Find every line with the word "icon". Copy those lines.

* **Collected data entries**
══════════════════════════════
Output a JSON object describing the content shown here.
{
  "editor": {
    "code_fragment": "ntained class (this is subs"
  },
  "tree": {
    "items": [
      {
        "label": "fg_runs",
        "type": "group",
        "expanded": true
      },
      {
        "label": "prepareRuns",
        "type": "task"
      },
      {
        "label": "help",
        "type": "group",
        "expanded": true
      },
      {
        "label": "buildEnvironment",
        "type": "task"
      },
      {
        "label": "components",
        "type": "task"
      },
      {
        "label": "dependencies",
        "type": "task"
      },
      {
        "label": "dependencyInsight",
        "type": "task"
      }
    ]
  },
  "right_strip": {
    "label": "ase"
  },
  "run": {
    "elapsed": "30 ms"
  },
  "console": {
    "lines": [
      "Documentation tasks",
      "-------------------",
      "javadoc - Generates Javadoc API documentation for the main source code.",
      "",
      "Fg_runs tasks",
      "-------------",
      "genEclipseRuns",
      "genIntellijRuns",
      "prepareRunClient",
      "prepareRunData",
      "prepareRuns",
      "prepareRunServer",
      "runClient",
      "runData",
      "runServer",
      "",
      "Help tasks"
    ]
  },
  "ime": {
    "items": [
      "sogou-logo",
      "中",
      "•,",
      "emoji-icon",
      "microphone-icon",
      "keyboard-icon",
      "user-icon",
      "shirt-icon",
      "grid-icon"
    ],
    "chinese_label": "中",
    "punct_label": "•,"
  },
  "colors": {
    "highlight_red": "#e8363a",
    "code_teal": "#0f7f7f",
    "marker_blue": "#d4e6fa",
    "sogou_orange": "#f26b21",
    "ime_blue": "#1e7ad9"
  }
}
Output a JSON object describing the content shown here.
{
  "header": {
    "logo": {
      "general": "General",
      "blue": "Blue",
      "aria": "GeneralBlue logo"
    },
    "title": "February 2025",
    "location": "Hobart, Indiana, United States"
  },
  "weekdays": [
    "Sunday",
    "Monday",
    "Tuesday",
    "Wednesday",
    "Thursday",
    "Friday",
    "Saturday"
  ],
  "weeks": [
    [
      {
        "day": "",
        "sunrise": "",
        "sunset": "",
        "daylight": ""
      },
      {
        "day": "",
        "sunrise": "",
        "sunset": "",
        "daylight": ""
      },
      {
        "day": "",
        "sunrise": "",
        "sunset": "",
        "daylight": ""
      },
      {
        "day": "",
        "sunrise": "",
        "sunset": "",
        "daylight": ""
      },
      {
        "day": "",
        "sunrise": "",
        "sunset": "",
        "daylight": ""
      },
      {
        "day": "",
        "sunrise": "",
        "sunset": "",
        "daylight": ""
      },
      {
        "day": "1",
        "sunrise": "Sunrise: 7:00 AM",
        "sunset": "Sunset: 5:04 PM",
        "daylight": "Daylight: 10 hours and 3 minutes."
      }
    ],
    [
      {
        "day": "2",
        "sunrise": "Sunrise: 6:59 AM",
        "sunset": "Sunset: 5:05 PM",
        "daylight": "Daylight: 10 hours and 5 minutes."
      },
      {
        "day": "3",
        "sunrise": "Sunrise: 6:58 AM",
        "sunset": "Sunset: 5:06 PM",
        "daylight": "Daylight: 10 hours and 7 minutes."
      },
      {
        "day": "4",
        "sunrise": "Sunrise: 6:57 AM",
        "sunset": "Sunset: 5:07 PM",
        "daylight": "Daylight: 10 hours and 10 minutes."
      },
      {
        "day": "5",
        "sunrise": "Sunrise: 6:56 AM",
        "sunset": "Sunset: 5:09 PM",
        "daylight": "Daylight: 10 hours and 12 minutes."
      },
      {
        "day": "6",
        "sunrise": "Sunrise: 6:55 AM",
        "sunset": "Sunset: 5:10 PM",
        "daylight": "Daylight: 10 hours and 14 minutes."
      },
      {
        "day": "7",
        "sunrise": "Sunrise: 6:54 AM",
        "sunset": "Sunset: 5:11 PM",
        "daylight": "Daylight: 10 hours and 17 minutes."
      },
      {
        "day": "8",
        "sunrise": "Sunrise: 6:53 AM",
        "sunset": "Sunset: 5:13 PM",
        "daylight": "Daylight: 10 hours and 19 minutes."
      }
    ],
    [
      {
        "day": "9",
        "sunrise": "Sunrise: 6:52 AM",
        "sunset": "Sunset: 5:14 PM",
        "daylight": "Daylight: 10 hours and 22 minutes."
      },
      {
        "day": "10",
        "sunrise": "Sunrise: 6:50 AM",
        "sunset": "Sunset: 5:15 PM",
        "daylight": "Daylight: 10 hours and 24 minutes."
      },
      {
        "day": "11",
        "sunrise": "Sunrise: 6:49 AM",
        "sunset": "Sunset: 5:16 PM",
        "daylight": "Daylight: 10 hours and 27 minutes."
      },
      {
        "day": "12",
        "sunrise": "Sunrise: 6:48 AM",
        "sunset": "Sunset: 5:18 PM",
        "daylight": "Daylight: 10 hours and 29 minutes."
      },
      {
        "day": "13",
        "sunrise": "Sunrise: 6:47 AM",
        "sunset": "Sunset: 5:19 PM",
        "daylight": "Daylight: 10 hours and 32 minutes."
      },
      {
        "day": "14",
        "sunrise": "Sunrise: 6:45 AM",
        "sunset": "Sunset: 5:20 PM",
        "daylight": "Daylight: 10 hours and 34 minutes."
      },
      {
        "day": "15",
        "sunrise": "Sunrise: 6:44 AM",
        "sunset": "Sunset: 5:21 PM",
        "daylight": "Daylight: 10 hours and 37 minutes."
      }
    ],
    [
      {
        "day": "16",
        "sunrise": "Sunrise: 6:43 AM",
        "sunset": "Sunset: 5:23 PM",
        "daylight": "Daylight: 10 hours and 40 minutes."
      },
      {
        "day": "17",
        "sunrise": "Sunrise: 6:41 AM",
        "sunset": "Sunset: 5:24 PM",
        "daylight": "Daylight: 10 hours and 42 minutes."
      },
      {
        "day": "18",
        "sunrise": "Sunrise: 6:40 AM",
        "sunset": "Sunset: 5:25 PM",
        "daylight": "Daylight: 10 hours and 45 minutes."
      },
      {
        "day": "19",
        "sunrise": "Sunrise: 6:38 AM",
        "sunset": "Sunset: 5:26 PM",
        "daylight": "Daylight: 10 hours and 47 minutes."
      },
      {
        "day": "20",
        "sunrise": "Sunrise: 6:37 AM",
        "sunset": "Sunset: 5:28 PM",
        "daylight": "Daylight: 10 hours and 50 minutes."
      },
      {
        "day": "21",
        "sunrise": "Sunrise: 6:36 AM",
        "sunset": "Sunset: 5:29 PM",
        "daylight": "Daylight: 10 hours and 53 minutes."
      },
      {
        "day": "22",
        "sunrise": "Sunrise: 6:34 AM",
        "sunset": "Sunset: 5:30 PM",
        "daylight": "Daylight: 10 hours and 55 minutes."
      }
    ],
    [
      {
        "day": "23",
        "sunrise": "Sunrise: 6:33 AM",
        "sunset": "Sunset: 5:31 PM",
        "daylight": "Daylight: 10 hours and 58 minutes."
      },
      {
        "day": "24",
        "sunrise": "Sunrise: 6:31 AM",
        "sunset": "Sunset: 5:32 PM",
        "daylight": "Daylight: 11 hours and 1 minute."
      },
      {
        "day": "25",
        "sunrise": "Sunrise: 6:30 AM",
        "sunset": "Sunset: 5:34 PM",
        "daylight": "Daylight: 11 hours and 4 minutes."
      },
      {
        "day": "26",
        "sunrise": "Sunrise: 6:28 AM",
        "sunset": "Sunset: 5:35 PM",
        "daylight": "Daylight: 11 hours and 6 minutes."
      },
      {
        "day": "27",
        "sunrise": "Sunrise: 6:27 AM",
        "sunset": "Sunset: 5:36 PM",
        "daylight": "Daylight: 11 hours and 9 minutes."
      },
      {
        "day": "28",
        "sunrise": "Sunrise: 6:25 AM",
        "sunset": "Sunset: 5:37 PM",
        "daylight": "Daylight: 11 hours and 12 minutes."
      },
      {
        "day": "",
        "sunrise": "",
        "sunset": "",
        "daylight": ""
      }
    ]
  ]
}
══════════════════════════════
* **SOLUTION TO THE PROBLEM**
      "emoji-icon",
      "microphone-icon",
      "keyboard-icon",
      "user-icon",
      "shirt-icon",
      "grid-icon"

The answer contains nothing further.